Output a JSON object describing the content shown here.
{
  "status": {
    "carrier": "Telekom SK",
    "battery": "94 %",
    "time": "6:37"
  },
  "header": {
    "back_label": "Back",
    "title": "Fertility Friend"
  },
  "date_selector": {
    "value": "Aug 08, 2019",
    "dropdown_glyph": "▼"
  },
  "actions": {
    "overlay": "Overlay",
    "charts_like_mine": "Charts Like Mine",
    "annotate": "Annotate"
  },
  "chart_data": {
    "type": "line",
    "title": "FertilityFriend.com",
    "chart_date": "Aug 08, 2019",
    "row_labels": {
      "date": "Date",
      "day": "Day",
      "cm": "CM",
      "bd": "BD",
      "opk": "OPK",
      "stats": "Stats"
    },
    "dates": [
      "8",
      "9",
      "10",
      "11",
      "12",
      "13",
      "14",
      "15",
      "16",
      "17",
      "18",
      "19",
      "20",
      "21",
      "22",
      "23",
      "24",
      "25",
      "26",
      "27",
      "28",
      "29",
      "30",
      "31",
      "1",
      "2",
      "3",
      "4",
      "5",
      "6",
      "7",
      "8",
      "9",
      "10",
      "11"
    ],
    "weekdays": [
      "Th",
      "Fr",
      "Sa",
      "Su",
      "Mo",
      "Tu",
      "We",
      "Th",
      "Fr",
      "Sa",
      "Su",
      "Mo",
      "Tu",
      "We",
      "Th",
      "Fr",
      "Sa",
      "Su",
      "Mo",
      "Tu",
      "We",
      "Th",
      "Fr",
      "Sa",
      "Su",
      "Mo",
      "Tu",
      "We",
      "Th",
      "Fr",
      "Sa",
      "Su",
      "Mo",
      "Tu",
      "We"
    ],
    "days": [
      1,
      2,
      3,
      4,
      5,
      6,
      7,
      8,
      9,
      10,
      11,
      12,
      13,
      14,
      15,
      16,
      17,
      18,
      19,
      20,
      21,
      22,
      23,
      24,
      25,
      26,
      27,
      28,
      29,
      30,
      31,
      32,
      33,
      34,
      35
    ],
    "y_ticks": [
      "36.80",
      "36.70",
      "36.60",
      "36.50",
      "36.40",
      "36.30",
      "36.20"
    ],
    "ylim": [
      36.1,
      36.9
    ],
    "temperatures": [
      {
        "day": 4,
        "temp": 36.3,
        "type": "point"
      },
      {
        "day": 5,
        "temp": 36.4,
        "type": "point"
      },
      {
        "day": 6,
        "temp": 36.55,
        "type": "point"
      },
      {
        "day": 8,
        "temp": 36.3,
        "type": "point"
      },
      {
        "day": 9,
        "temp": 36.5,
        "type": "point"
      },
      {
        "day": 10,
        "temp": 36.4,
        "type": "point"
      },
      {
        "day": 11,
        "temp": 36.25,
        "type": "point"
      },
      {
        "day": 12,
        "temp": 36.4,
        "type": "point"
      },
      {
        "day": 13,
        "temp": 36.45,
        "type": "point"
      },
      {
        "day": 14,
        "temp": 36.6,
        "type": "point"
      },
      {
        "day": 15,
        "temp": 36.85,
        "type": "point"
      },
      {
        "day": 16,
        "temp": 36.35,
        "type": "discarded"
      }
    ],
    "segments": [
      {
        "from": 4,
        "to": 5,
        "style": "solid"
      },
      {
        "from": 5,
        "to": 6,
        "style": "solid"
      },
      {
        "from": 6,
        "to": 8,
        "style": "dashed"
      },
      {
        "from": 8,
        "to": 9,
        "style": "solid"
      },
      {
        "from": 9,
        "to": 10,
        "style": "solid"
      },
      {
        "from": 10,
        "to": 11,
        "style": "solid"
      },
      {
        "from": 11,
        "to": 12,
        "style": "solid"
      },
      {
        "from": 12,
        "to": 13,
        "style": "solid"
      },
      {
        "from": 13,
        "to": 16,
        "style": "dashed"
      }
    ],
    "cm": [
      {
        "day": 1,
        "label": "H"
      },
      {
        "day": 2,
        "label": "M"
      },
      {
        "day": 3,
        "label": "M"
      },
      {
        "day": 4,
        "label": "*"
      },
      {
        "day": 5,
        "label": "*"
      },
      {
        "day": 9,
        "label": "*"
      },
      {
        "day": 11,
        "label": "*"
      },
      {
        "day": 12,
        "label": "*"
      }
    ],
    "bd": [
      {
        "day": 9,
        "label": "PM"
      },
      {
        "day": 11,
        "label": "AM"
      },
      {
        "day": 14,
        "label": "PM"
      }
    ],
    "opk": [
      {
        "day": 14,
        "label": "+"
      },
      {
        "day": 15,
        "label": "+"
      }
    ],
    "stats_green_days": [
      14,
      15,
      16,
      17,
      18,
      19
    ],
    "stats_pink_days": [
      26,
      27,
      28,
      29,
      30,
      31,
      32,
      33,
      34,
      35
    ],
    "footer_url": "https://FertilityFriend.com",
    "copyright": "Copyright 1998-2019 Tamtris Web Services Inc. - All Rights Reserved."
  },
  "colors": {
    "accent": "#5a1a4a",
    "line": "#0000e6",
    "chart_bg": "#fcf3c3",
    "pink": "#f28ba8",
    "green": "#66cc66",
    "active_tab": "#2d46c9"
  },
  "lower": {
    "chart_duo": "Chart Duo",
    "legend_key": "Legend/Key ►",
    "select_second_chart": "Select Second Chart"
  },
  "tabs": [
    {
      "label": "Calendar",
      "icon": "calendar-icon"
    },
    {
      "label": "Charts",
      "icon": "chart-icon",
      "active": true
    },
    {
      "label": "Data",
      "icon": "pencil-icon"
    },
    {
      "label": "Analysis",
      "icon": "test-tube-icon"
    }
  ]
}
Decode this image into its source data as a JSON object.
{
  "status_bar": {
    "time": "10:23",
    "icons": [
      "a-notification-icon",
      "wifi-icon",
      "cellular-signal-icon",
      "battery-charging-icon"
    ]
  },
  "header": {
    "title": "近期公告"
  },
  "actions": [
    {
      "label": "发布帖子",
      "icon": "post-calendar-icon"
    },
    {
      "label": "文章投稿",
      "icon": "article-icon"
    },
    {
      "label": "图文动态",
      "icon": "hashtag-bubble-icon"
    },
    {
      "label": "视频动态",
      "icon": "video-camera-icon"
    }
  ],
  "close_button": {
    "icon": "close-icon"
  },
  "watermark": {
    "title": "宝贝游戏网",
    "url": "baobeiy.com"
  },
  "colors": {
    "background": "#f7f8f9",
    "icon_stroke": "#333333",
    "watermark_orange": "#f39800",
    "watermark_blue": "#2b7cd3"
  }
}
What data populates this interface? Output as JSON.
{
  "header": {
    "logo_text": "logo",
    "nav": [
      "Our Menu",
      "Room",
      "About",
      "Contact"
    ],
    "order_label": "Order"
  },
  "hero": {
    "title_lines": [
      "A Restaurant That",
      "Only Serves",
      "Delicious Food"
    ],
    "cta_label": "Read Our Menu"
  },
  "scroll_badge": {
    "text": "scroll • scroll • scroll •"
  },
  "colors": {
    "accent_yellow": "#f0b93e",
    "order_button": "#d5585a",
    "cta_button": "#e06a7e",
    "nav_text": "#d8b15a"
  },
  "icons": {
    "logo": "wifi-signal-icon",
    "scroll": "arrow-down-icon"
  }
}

---

## Short task
Collect the lines of the data that carry the word "Output".

## Response to this exercise
Output a JSON object describing the content shown here.
What data populates this interface? Output as JSON.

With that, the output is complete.